• [RECORDS SHOWN]
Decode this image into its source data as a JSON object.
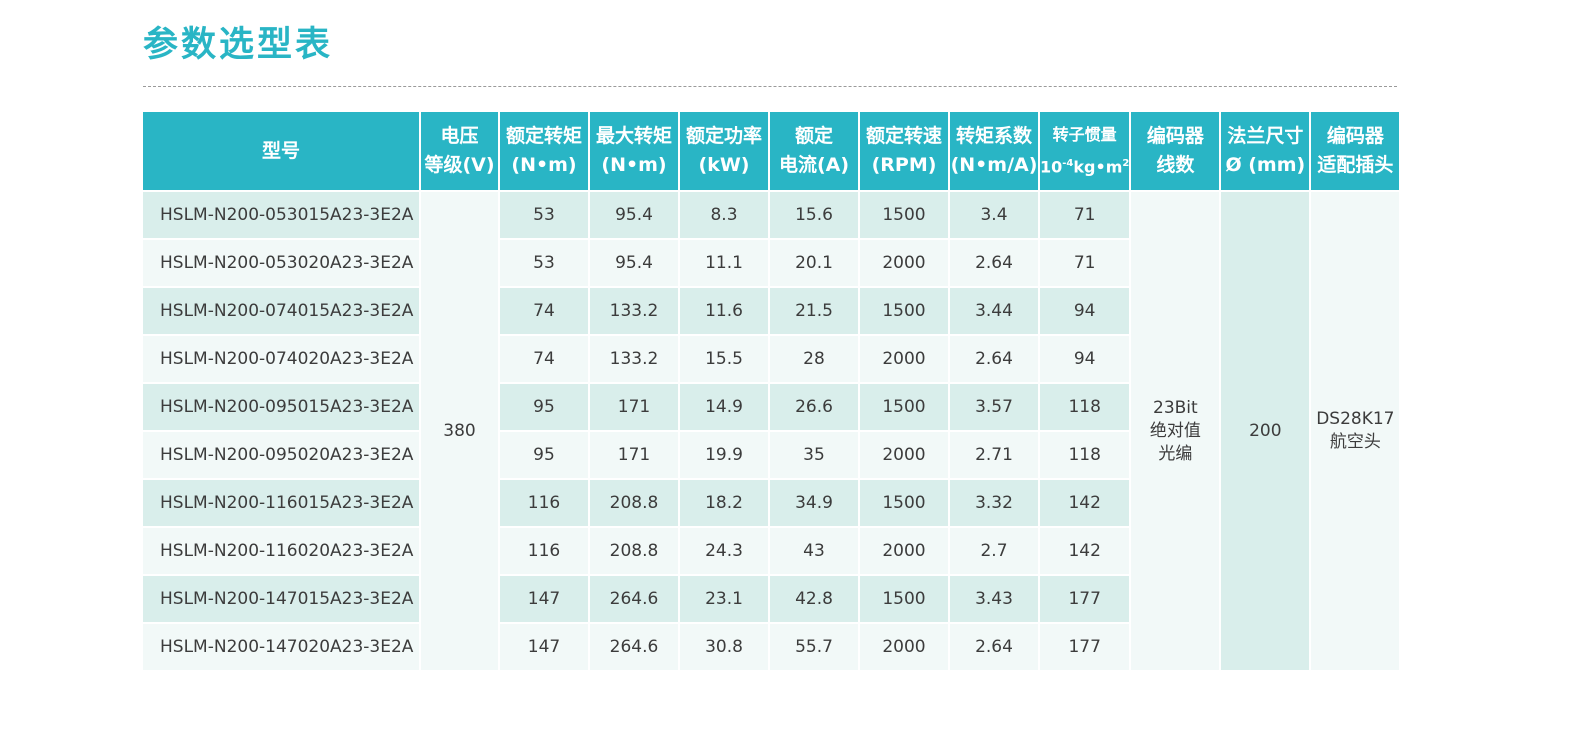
{
  "page": {
    "title": "参数选型表"
  },
  "table": {
    "headers": [
      {
        "lines": [
          "型号"
        ]
      },
      {
        "lines": [
          "电压",
          "等级(V)"
        ]
      },
      {
        "lines": [
          "额定转矩",
          "(N•m)"
        ]
      },
      {
        "lines": [
          "最大转矩",
          "(N•m)"
        ]
      },
      {
        "lines": [
          "额定功率",
          "(kW)"
        ]
      },
      {
        "lines": [
          "额定",
          "电流(A)"
        ]
      },
      {
        "lines": [
          "额定转速",
          "(RPM)"
        ]
      },
      {
        "lines": [
          "转矩系数",
          "(N•m/A)"
        ]
      },
      {
        "lines": [
          "转子惯量",
          "10",
          "-4",
          "kg•m",
          "2"
        ]
      },
      {
        "lines": [
          "编码器",
          "线数"
        ]
      },
      {
        "lines": [
          "法兰尺寸",
          "Ø (mm)"
        ]
      },
      {
        "lines": [
          "编码器",
          "适配插头"
        ]
      }
    ],
    "shared": {
      "voltage": "380",
      "encoder_lines": [
        "23Bit",
        "绝对值",
        "光编"
      ],
      "flange": "200",
      "connector_lines": [
        "DS28K17",
        "航空头"
      ]
    },
    "rows": [
      {
        "model": "HSLM-N200-053015A23-3E2A",
        "rated_torque": "53",
        "max_torque": "95.4",
        "rated_power": "8.3",
        "rated_current": "15.6",
        "rated_speed": "1500",
        "torque_coeff": "3.4",
        "inertia": "71"
      },
      {
        "model": "HSLM-N200-053020A23-3E2A",
        "rated_torque": "53",
        "max_torque": "95.4",
        "rated_power": "11.1",
        "rated_current": "20.1",
        "rated_speed": "2000",
        "torque_coeff": "2.64",
        "inertia": "71"
      },
      {
        "model": "HSLM-N200-074015A23-3E2A",
        "rated_torque": "74",
        "max_torque": "133.2",
        "rated_power": "11.6",
        "rated_current": "21.5",
        "rated_speed": "1500",
        "torque_coeff": "3.44",
        "inertia": "94"
      },
      {
        "model": "HSLM-N200-074020A23-3E2A",
        "rated_torque": "74",
        "max_torque": "133.2",
        "rated_power": "15.5",
        "rated_current": "28",
        "rated_speed": "2000",
        "torque_coeff": "2.64",
        "inertia": "94"
      },
      {
        "model": "HSLM-N200-095015A23-3E2A",
        "rated_torque": "95",
        "max_torque": "171",
        "rated_power": "14.9",
        "rated_current": "26.6",
        "rated_speed": "1500",
        "torque_coeff": "3.57",
        "inertia": "118"
      },
      {
        "model": "HSLM-N200-095020A23-3E2A",
        "rated_torque": "95",
        "max_torque": "171",
        "rated_power": "19.9",
        "rated_current": "35",
        "rated_speed": "2000",
        "torque_coeff": "2.71",
        "inertia": "118"
      },
      {
        "model": "HSLM-N200-116015A23-3E2A",
        "rated_torque": "116",
        "max_torque": "208.8",
        "rated_power": "18.2",
        "rated_current": "34.9",
        "rated_speed": "1500",
        "torque_coeff": "3.32",
        "inertia": "142"
      },
      {
        "model": "HSLM-N200-116020A23-3E2A",
        "rated_torque": "116",
        "max_torque": "208.8",
        "rated_power": "24.3",
        "rated_current": "43",
        "rated_speed": "2000",
        "torque_coeff": "2.7",
        "inertia": "142"
      },
      {
        "model": "HSLM-N200-147015A23-3E2A",
        "rated_torque": "147",
        "max_torque": "264.6",
        "rated_power": "23.1",
        "rated_current": "42.8",
        "rated_speed": "1500",
        "torque_coeff": "3.43",
        "inertia": "177"
      },
      {
        "model": "HSLM-N200-147020A23-3E2A",
        "rated_torque": "147",
        "max_torque": "264.6",
        "rated_power": "30.8",
        "rated_current": "55.7",
        "rated_speed": "2000",
        "torque_coeff": "2.64",
        "inertia": "177"
      }
    ]
  },
  "colors": {
    "accent": "#29b5c5",
    "row_dark": "#d9eeeb",
    "row_light": "#f2f9f8",
    "text": "#3c3c3c"
  }
}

• [YOUR OBJECTIVE]
All preceding records should be duplicated verbatim, images excepted.

• [REPLY TO THE TASK]
Decode this image into its source data as a JSON object.
{
  "page": {
    "title": "参数选型表"
  },
  "table": {
    "headers": [
      {
        "lines": [
          "型号"
        ]
      },
      {
        "lines": [
          "电压",
          "等级(V)"
        ]
      },
      {
        "lines": [
          "额定转矩",
          "(N•m)"
        ]
      },
      {
        "lines": [
          "最大转矩",
          "(N•m)"
        ]
      },
      {
        "lines": [
          "额定功率",
          "(kW)"
        ]
      },
      {
        "lines": [
          "额定",
          "电流(A)"
        ]
      },
      {
        "lines": [
          "额定转速",
          "(RPM)"
        ]
      },
      {
        "lines": [
          "转矩系数",
          "(N•m/A)"
        ]
      },
      {
        "lines": [
          "转子惯量",
          "10",
          "-4",
          "kg•m",
          "2"
        ]
      },
      {
        "lines": [
          "编码器",
          "线数"
        ]
      },
      {
        "lines": [
          "法兰尺寸",
          "Ø (mm)"
        ]
      },
      {
        "lines": [
          "编码器",
          "适配插头"
        ]
      }
    ],
    "shared": {
      "voltage": "380",
      "encoder_lines": [
        "23Bit",
        "绝对值",
        "光编"
      ],
      "flange": "200",
      "connector_lines": [
        "DS28K17",
        "航空头"
      ]
    },
    "rows": [
      {
        "model": "HSLM-N200-053015A23-3E2A",
        "rated_torque": "53",
        "max_torque": "95.4",
        "rated_power": "8.3",
        "rated_current": "15.6",
        "rated_speed": "1500",
        "torque_coeff": "3.4",
        "inertia": "71"
      },
      {
        "model": "HSLM-N200-053020A23-3E2A",
        "rated_torque": "53",
        "max_torque": "95.4",
        "rated_power": "11.1",
        "rated_current": "20.1",
        "rated_speed": "2000",
        "torque_coeff": "2.64",
        "inertia": "71"
      },
      {
        "model": "HSLM-N200-074015A23-3E2A",
        "rated_torque": "74",
        "max_torque": "133.2",
        "rated_power": "11.6",
        "rated_current": "21.5",
        "rated_speed": "1500",
        "torque_coeff": "3.44",
        "inertia": "94"
      },
      {
        "model": "HSLM-N200-074020A23-3E2A",
        "rated_torque": "74",
        "max_torque": "133.2",
        "rated_power": "15.5",
        "rated_current": "28",
        "rated_speed": "2000",
        "torque_coeff": "2.64",
        "inertia": "94"
      },
      {
        "model": "HSLM-N200-095015A23-3E2A",
        "rated_torque": "95",
        "max_torque": "171",
        "rated_power": "14.9",
        "rated_current": "26.6",
        "rated_speed": "1500",
        "torque_coeff": "3.57",
        "inertia": "118"
      },
      {
        "model": "HSLM-N200-095020A23-3E2A",
        "rated_torque": "95",
        "max_torque": "171",
        "rated_power": "19.9",
        "rated_current": "35",
        "rated_speed": "2000",
        "torque_coeff": "2.71",
        "inertia": "118"
      },
      {
        "model": "HSLM-N200-116015A23-3E2A",
        "rated_torque": "116",
        "max_torque": "208.8",
        "rated_power": "18.2",
        "rated_current": "34.9",
        "rated_speed": "1500",
        "torque_coeff": "3.32",
        "inertia": "142"
      },
      {
        "model": "HSLM-N200-116020A23-3E2A",
        "rated_torque": "116",
        "max_torque": "208.8",
        "rated_power": "24.3",
        "rated_current": "43",
        "rated_speed": "2000",
        "torque_coeff": "2.7",
        "inertia": "142"
      },
      {
        "model": "HSLM-N200-147015A23-3E2A",
        "rated_torque": "147",
        "max_torque": "264.6",
        "rated_power": "23.1",
        "rated_current": "42.8",
        "rated_speed": "1500",
        "torque_coeff": "3.43",
        "inertia": "177"
      },
      {
        "model": "HSLM-N200-147020A23-3E2A",
        "rated_torque": "147",
        "max_torque": "264.6",
        "rated_power": "30.8",
        "rated_current": "55.7",
        "rated_speed": "2000",
        "torque_coeff": "2.64",
        "inertia": "177"
      }
    ]
  },
  "colors": {
    "accent": "#29b5c5",
    "row_dark": "#d9eeeb",
    "row_light": "#f2f9f8",
    "text": "#3c3c3c"
  }
}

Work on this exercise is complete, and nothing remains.